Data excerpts
----
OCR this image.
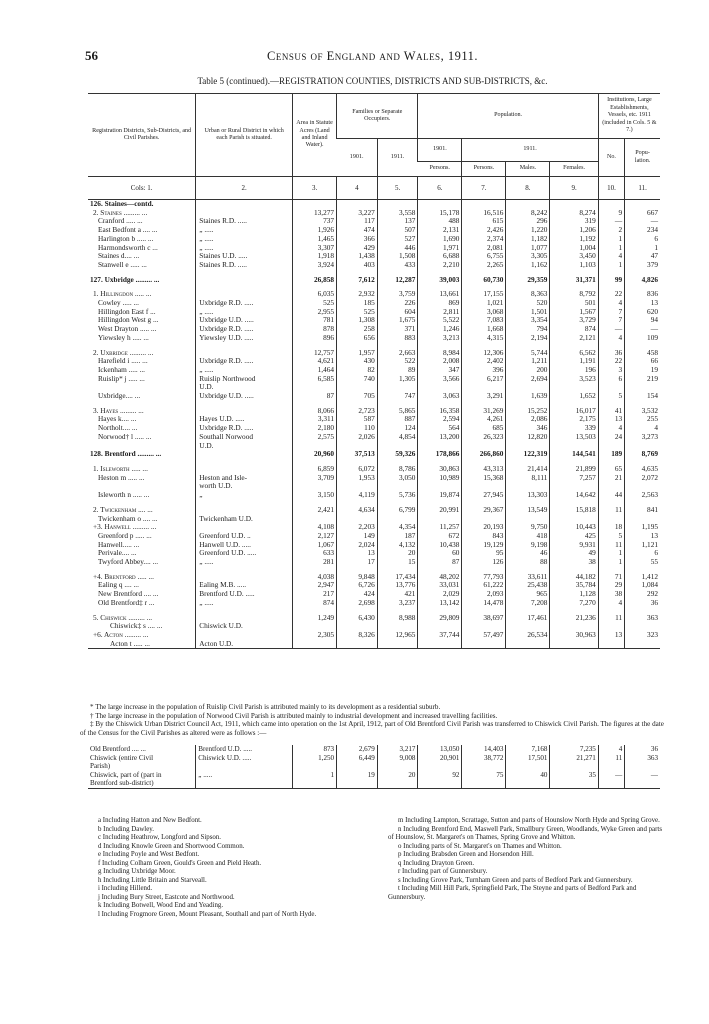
56	Census of England and Wales, 1911.
Table 5 (continued).—REGISTRATION COUNTIES, DISTRICTS AND SUB-DISTRICTS, &c.
Registration Districts, Sub-Districts, and Civil Parishes.	Urban or Rural District in which each Parish is situated.	Area in Statute Acres (Land and Inland Water).	Families or Separate Occupiers.		Population.				Institutions, Large Establishments, Vessels, etc. 1911 (included in Cols. 5 & 7.)	
			1901.	1911.	1901.	1911.			No.	Popu- lation.
					Persons.	Persons.	Males.	Females.		
Cols: 1.	2.	3.	4	5.	6.	7.	8.	9.	10.	11.
126. Staines—contd.										
2. Staines ......... ...		13,277	3,227	3,558	15,178	16,516	8,242	8,274	9	667
Cranford ..... ...	Staines R.D. .....	737	117	137	488	615	296	319	—	—
East Bedfont a .... ...	„ .....	1,926	474	507	2,131	2,426	1,220	1,206	2	234
Harlington b ..... ...	„ .....	1,465	366	527	1,690	2,374	1,182	1,192	1	6
Harmondsworth c ...	„ .....	3,307	429	446	1,971	2,081	1,077	1,004	1	1
Staines d.... ...	Staines U.D. .....	1,918	1,438	1,508	6,688	6,755	3,305	3,450	4	47
Stanwell e ..... ...	Staines R.D. .....	3,924	403	433	2,210	2,265	1,162	1,103	1	379

127. Uxbridge ......... ...		26,858	7,612	12,287	39,003	60,730	29,359	31,371	99	4,826

1. Hillingdon ..... ...		6,035	2,932	3,759	13,661	17,155	8,363	8,792	22	836
Cowley ..... ...	Uxbridge R.D. .....	525	185	226	869	1,021	520	501	4	13
Hillingdon East f ...	„ .....	2,955	525	604	2,811	3,068	1,501	1,567	7	620
Hillingdon West g ...	Uxbridge U.D. .....	781	1,308	1,675	5,522	7,083	3,354	3,729	7	94
West Drayton ..... ...	Uxbridge R.D. .....	878	258	371	1,246	1,668	794	874	—	—
Yiewsley h ..... ...	Yiewsley U.D. .....	896	656	883	3,213	4,315	2,194	2,121	4	109

2. Uxbridge ......... ...		12,757	1,957	2,663	8,984	12,306	5,744	6,562	36	458
Harefield i ..... ...	Uxbridge R.D. .....	4,621	430	522	2,008	2,402	1,211	1,191	22	66
Ickenham ..... ...	„ .....	1,464	82	89	347	396	200	196	3	19
Ruislip* j ..... ...	Ruislip Northwood	6,585	740	1,305	3,566	6,217	2,694	3,523	6	219
	U.D.									
Uxbridge.... ...	Uxbridge U.D. .....	87	705	747	3,063	3,291	1,639	1,652	5	154

3. Hayes ......... ...		8,066	2,723	5,865	16,358	31,269	15,252	16,017	41	3,532
Hayes k.... ...	Hayes U.D. .....	3,311	587	887	2,594	4,261	2,086	2,175	13	255
Northolt.... ...	Uxbridge R.D. .....	2,180	110	124	564	685	346	339	4	4
Norwood† l ..... ...	Southall Norwood	2,575	2,026	4,854	13,200	26,323	12,820	13,503	24	3,273
	U.D.									
128. Brentford ......... ...		20,960	37,513	59,326	178,866	266,860	122,319	144,541	189	8,769

1. Isleworth ..... ...		6,859	6,072	8,786	30,863	43,313	21,414	21,899	65	4,635
Heston m ..... ...	Heston and Isle-	3,709	1,953	3,050	10,989	15,368	8,111	7,257	21	2,072
	worth U.D.									
Isleworth n ..... ...	„	3,150	4,119	5,736	19,874	27,945	13,303	14,642	44	2,563

2. Twickenham .... ...		2,421	4,634	6,799	20,991	29,367	13,549	15,818	11	841
Twickenham o .... ...	Twickenham U.D.									
+3. Hanwell ......... ...		4,108	2,203	4,354	11,257	20,193	9,750	10,443	18	1,195
Greenford p ..... ...	Greenford U.D. ..	2,127	149	187	672	843	418	425	5	13
Hanwell..... ...	Hanwell U.D. .....	1,067	2,024	4,132	10,438	19,129	9,198	9,931	11	1,121
Perivale.... ...	Greenford U.D. .....	633	13	20	60	95	46	49	1	6
Twyford Abbey.... ...	„ .....	281	17	15	87	126	88	38	1	55

+4. Brentford ..... ...		4,038	9,848	17,434	48,202	77,793	33,611	44,182	71	1,412
Ealing q .... ...	Ealing M.B. .....	2,947	6,726	13,776	33,031	61,222	25,438	35,784	29	1,084
New Brentford .... ...	Brentford U.D. .....	217	424	421	2,029	2,093	965	1,128	38	292
Old Brentford‡ r ...	„ .....	874	2,698	3,237	13,142	14,478	7,208	7,270	4	36

5. Chiswick ......... ...		1,249	6,430	8,988	29,809	38,697	17,461	21,236	11	363
Chiswick‡ s .... ...	Chiswick U.D.									
+6. Acton ......... ...		2,305	8,326	12,965	37,744	57,497	26,534	30,963	13	323
Acton t ..... ...	Acton U.D.									

* The large increase in the population of Ruislip Civil Parish is attributed mainly to its development as a residential suburb.

† The large increase in the population of Norwood Civil Parish is attributed mainly to industrial development and increased travelling facilities.

‡ By the Chiswick Urban District Council Act, 1911, which came into operation on the 1st April, 1912, part of Old Brentford Civil Parish was transferred to Chiswick Civil Parish. The figures at the date of the Census for the Civil Parishes as altered were as follows :—

Old Brentford .... ...	Brentford U.D. .....	873	2,679	3,217	13,050	14,403	7,168	7,235	4	36
Chiswick (entire Civil	Chiswick U.D. .....	1,250	6,449	9,008	20,901	38,772	17,501	21,271	11	363
Parish)										
Chiswick, part of (part in	„ .....	1	19	20	92	75	40	35	—	—
Brentford sub-district)										
a Including Hatton and New Bedfont.
b Including Dawley.
c Including Heathrow, Longford and Sipson.
d Including Knowle Green and Shortwood Common.
e Including Poyle and West Bedfont.
f Including Colham Green, Gould's Green and Pield Heath.
g Including Uxbridge Moor.
h Including Little Britain and Starveall.
i Including Hillend.
j Including Bury Street, Eastcote and Northwood.
k Including Botwell, Wood End and Yeading.
l Including Frogmore Green, Mount Pleasant, Southall and part of North Hyde.
m Including Lampton, Scrattage, Sutton and parts of Hounslow North Hyde and Spring Grove.
n Including Brentford End, Maswell Park, Smallbury Green, Woodlands, Wyke Green and parts of Hounslow, St. Margaret's on Thames, Spring Grove and Whitton.
o Including parts of St. Margaret's on Thames and Whitton.
p Including Brabsden Green and Horsendon Hill.
q Including Drayton Green.
r Including part of Gunnersbury.
s Including Grove Park, Turnham Green and parts of Bedford Park and Gunnersbury.
t Including Mill Hill Park, Springfield Park, The Steyne and parts of Bedford Park and Gunnersbury.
----
§ Given request
Look above for every line with the word "Census" and copy it.

§ Finished exercise
56	Census of England and Wales, 1911.
‡ By the Chiswick Urban District Council Act, 1911, which came into operation on the 1st April, 1912, part of Old Brentford Civil Parish was transferred to Chiswick Civil Parish. The figures at the date of the Census for the Civil Parishes as altered were as follows :—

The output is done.